__Data provided__
-=-=-

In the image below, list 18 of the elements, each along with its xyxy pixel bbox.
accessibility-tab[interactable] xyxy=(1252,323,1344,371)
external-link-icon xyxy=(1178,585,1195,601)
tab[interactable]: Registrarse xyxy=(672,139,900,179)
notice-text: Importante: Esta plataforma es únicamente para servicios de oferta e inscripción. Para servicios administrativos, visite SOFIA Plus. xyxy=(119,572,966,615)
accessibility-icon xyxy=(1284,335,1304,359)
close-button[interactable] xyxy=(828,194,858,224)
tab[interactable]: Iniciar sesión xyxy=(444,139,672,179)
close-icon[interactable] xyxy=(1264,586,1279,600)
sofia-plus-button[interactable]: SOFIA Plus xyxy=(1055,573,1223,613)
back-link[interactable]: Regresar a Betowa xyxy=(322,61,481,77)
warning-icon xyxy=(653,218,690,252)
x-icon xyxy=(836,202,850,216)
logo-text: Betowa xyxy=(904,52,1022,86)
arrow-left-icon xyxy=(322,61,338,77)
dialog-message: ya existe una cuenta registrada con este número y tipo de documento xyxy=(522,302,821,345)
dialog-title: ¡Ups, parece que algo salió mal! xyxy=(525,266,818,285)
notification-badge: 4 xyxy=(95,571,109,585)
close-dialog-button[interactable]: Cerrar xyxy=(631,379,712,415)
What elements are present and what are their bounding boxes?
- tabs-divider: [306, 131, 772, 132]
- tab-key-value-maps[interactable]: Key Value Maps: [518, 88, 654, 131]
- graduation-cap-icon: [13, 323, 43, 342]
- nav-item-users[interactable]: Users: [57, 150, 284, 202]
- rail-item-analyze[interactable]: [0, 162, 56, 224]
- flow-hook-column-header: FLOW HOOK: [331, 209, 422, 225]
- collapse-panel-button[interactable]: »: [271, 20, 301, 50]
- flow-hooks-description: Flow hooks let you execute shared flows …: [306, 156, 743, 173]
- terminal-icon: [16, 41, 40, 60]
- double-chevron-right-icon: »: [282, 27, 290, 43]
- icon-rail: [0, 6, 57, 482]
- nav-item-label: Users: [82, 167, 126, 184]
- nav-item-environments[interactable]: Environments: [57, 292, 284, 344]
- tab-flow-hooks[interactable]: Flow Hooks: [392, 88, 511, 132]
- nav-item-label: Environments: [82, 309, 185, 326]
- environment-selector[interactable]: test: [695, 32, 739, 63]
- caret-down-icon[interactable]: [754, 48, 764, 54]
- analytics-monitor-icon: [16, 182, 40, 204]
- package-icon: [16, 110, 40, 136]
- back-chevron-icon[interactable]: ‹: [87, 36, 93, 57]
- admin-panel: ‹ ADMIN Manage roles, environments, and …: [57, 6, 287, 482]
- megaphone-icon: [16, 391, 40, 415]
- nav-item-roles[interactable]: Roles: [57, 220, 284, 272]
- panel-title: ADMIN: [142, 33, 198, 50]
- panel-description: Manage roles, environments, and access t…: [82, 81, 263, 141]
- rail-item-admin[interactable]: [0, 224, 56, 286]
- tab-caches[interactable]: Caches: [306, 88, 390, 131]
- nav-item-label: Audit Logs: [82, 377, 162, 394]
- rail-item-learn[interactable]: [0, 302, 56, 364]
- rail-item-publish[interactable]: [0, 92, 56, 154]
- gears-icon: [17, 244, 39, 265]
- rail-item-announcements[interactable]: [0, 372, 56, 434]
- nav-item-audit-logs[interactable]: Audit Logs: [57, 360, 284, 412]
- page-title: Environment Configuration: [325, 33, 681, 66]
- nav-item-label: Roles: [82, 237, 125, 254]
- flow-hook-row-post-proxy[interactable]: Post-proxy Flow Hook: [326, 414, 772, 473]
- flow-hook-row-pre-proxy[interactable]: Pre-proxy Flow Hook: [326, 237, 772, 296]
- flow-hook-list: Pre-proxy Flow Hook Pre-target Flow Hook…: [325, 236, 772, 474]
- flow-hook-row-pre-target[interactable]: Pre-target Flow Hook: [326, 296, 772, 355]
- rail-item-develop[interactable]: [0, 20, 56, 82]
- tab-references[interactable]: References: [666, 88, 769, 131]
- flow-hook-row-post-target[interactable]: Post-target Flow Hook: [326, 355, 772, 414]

-=-=-

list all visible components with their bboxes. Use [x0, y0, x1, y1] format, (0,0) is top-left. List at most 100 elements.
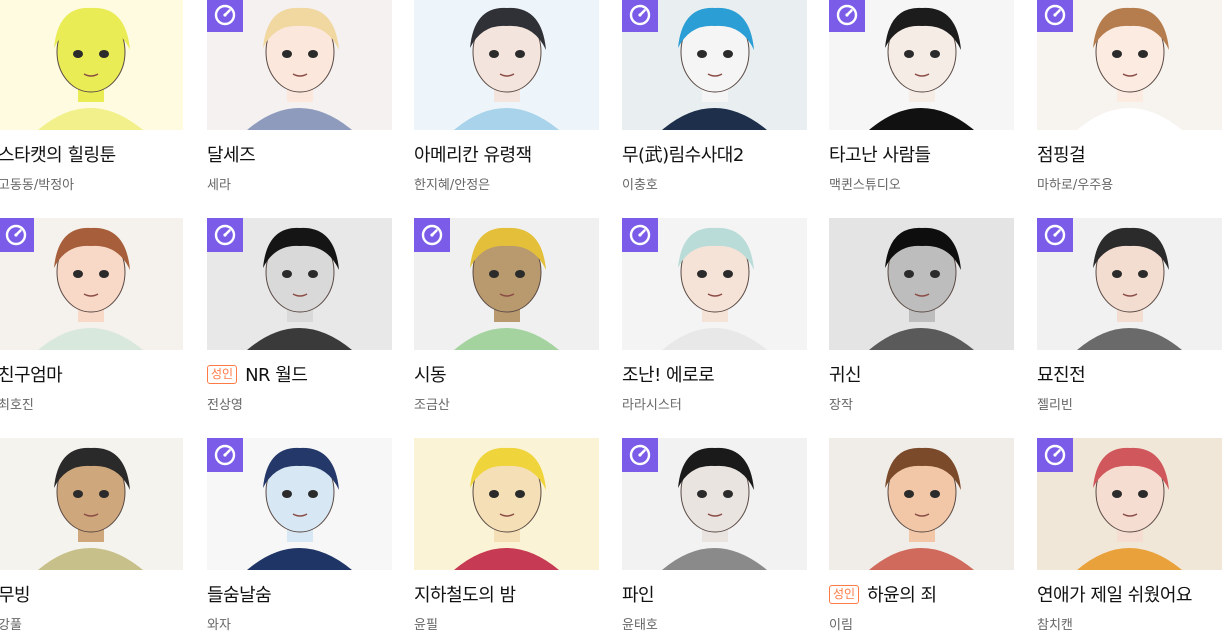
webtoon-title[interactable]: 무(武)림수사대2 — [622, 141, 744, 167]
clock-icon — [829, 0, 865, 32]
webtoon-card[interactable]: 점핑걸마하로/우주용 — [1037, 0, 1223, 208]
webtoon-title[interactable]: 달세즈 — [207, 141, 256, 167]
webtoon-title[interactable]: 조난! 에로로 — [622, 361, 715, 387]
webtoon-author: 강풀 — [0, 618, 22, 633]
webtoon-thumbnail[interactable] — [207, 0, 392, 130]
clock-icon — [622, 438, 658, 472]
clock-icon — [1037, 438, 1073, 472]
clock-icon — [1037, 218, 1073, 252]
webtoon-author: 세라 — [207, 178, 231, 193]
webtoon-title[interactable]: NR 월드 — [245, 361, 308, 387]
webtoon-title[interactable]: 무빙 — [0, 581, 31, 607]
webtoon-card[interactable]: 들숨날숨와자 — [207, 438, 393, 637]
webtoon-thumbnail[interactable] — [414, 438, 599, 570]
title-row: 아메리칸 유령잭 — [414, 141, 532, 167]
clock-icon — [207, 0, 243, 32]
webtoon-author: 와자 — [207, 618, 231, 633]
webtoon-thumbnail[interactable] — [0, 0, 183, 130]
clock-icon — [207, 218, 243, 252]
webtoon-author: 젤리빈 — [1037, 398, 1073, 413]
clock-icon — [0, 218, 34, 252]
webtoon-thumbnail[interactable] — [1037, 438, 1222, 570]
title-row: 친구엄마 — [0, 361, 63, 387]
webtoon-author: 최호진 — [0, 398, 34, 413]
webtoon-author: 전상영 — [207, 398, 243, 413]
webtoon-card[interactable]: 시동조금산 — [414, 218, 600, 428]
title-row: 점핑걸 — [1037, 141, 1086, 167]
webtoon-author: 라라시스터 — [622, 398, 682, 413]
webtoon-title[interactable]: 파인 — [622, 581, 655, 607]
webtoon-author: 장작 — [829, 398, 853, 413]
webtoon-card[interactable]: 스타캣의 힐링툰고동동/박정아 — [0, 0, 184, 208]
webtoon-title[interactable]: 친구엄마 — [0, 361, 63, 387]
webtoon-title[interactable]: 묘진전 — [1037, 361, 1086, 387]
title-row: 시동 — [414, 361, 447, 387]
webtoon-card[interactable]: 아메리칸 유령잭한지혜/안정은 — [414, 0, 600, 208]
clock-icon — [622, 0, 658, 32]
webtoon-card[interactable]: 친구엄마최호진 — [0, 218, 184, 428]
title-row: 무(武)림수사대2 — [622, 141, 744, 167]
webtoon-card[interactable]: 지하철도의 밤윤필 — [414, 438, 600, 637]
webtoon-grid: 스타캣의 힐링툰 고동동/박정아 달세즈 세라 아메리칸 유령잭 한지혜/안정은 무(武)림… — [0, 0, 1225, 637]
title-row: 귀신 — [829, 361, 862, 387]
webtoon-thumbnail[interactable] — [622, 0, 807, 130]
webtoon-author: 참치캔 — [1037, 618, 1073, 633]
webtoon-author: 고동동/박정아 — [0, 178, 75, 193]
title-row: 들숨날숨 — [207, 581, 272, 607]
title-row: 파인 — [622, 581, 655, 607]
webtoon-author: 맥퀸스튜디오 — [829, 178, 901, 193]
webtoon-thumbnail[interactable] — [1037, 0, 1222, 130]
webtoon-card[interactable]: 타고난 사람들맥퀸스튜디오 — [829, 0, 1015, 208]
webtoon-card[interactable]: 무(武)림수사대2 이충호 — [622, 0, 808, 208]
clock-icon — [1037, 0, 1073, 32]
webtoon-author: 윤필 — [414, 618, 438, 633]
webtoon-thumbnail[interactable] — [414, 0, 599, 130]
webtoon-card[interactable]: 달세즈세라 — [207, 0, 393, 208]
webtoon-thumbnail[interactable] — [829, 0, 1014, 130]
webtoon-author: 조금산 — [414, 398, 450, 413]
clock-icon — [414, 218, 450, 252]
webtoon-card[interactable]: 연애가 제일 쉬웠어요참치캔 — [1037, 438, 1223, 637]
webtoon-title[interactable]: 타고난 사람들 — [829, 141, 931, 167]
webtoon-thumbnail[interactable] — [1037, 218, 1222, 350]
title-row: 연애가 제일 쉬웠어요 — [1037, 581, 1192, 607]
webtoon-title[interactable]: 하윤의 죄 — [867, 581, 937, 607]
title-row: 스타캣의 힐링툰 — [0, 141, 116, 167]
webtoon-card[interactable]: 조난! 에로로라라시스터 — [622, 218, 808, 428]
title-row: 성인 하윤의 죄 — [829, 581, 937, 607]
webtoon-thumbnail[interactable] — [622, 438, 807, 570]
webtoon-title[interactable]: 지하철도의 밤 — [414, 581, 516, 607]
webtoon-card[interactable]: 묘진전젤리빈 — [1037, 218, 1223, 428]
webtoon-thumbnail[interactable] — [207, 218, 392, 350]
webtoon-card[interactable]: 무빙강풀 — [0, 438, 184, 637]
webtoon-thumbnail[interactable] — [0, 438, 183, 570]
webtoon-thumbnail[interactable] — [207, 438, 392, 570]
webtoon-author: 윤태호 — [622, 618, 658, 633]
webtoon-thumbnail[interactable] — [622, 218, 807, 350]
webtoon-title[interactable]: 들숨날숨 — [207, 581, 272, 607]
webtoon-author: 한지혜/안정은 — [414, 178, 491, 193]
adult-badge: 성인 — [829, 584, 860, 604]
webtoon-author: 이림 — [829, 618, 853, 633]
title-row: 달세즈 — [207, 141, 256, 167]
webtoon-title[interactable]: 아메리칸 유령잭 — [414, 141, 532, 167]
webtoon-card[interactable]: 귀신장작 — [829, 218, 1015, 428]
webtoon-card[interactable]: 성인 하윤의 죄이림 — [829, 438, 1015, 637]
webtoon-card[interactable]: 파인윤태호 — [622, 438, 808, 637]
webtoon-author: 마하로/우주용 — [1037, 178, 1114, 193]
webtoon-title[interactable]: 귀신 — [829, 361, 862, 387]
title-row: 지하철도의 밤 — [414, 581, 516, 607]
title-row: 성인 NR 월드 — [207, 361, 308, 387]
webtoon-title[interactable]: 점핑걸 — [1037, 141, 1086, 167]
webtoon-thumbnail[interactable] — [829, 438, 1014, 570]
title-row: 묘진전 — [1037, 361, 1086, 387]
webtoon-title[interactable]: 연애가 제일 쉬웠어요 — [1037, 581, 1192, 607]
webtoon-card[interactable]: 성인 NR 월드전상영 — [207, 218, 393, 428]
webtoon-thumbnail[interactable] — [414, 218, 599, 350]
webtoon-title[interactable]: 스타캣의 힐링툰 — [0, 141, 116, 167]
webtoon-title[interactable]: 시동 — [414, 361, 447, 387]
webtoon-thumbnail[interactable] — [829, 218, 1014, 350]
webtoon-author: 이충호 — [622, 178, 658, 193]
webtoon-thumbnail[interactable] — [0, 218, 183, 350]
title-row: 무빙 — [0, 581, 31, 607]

-=-=-

Rewrite only the items that begin at the line containing "webtoon-title[interactable]: 무(武)림수사대2 —" and stop after the line containing "webtoon-title[interactable]: 달세즈 —", changing "clock-icon" to "time-icon" and keeping everything else the same.

__Response to this exercise__
webtoon-title[interactable]: 무(武)림수사대2 — [622, 141, 744, 167]
time-icon — [829, 0, 865, 32]
webtoon-card[interactable]: 점핑걸마하로/우주용 — [1037, 0, 1223, 208]
webtoon-title[interactable]: 달세즈 — [207, 141, 256, 167]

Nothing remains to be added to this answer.